Work task – Go through the records below and copy out every line that contains the word "sitting".

Data –
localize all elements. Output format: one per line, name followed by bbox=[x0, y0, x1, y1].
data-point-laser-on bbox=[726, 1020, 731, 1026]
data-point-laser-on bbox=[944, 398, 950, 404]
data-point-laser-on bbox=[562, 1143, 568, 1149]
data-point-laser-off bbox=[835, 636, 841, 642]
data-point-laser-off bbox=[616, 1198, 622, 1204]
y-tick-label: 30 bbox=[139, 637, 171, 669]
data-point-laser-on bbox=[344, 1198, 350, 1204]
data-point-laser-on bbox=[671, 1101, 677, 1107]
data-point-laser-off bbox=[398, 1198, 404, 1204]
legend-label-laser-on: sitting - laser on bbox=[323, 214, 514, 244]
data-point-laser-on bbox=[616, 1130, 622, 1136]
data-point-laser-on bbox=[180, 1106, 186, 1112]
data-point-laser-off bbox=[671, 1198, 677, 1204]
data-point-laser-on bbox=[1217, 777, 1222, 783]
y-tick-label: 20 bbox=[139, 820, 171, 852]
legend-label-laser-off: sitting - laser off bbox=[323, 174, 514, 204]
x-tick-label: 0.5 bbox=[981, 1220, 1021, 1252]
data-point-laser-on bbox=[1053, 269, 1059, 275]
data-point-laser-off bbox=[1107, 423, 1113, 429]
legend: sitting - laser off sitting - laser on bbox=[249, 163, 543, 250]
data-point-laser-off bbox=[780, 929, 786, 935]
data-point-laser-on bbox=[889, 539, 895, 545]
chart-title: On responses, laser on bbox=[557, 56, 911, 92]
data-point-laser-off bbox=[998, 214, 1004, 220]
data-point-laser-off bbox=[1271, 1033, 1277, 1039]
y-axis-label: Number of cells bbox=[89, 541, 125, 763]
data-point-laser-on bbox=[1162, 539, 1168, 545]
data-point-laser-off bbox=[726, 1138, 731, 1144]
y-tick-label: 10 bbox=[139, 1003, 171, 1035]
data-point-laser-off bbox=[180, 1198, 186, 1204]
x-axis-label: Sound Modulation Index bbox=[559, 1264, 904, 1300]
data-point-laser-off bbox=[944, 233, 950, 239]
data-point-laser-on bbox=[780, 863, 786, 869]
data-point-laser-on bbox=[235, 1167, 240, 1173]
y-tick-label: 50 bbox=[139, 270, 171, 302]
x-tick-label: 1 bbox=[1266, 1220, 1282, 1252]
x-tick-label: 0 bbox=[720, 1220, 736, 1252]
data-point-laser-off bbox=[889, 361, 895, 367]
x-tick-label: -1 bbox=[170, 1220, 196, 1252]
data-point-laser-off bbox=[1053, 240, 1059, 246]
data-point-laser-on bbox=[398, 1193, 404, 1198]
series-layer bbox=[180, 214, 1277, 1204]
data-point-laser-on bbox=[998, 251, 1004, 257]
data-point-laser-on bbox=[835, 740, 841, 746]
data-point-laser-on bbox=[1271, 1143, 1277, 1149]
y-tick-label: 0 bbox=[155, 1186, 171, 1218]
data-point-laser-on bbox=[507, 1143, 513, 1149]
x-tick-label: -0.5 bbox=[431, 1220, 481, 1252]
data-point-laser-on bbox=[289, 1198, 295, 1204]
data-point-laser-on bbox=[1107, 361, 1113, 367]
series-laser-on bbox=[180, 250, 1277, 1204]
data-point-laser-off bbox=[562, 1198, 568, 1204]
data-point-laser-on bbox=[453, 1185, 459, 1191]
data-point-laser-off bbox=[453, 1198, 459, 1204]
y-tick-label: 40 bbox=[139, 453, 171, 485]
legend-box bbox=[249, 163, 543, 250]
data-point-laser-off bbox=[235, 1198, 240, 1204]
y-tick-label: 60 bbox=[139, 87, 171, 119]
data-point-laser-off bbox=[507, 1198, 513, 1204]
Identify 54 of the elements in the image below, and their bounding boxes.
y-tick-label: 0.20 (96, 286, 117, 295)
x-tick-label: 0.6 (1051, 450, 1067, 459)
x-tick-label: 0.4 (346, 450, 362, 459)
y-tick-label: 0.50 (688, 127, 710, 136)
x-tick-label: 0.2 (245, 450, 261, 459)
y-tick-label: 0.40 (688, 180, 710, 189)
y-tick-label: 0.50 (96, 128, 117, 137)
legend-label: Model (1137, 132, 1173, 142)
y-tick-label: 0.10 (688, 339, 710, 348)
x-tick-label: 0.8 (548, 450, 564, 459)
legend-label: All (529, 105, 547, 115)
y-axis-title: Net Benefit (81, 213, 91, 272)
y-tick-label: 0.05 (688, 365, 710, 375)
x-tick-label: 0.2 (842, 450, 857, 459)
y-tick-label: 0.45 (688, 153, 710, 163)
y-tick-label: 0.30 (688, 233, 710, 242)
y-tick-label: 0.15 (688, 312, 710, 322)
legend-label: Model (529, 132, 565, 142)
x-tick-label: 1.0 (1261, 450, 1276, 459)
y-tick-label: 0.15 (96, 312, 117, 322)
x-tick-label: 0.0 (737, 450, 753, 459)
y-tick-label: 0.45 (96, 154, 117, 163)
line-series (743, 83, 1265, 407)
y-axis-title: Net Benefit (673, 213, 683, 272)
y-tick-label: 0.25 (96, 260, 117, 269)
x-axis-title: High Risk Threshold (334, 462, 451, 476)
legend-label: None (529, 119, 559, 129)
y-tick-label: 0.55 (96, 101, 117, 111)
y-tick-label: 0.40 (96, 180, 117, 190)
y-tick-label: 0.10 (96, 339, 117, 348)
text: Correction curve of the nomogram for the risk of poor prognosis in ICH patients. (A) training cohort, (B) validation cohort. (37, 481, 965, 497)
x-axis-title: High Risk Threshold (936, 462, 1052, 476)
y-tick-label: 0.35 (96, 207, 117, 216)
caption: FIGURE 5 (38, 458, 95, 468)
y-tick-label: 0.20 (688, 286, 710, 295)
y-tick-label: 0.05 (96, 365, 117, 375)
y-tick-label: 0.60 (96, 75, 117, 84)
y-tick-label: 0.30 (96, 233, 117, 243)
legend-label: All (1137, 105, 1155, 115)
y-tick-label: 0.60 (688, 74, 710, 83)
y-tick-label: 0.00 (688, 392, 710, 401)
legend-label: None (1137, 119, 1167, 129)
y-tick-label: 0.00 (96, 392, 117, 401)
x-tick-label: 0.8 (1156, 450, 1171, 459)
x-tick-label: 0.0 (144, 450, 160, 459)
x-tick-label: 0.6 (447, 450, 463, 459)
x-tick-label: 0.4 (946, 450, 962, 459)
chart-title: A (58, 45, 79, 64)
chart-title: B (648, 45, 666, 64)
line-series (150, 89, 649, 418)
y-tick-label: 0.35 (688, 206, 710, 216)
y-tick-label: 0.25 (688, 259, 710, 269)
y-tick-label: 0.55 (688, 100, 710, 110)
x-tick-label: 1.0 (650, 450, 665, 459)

Task answer –
legend-label-laser-on: sitting - laser on bbox=[323, 214, 514, 244]
legend-label-laser-off: sitting - laser off bbox=[323, 174, 514, 204]
legend: sitting - laser off sitting - laser on bbox=[249, 163, 543, 250]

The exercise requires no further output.